Exercise — Each line that holds the word "object" counts once; give the total number of such lines and nothing else.

Material for the task —

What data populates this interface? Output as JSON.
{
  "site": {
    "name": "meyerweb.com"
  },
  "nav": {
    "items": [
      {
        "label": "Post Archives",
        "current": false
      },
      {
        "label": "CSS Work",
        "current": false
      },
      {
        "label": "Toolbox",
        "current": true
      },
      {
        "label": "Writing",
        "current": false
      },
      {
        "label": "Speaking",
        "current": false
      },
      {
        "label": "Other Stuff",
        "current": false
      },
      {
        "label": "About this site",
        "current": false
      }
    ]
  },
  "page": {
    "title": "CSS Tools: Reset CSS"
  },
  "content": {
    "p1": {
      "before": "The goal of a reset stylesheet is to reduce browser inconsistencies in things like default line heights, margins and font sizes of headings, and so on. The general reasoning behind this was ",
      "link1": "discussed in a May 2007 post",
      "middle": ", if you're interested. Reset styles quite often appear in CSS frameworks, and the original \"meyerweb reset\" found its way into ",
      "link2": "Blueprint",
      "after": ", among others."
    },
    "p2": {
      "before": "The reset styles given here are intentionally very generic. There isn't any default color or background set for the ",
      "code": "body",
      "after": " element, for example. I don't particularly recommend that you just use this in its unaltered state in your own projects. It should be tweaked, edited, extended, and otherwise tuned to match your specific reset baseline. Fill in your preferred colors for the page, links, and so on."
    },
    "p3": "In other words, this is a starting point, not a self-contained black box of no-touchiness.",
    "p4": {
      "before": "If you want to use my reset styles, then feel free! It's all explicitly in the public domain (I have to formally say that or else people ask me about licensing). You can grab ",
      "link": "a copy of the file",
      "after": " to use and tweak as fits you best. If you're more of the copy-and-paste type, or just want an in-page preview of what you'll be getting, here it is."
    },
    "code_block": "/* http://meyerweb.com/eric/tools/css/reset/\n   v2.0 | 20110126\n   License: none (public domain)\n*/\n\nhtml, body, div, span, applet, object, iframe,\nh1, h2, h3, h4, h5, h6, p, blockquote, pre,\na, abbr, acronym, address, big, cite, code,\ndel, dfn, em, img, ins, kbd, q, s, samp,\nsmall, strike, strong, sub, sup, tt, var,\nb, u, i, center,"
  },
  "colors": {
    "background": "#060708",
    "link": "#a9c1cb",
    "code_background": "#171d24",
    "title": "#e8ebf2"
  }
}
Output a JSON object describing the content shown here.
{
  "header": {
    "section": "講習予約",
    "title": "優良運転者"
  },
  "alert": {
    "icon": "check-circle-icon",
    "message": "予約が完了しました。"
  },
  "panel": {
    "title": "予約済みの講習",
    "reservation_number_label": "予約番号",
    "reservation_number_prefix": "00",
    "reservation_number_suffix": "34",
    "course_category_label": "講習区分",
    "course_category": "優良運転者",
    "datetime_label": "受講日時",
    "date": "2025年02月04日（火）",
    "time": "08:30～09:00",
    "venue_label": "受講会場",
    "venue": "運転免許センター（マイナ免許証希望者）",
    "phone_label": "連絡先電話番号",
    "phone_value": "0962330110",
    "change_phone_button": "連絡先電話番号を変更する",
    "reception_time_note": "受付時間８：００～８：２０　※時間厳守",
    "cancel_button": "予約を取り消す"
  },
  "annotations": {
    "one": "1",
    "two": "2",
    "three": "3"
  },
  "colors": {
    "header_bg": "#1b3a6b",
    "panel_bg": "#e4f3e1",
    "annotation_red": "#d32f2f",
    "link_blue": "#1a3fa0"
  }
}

Response — 2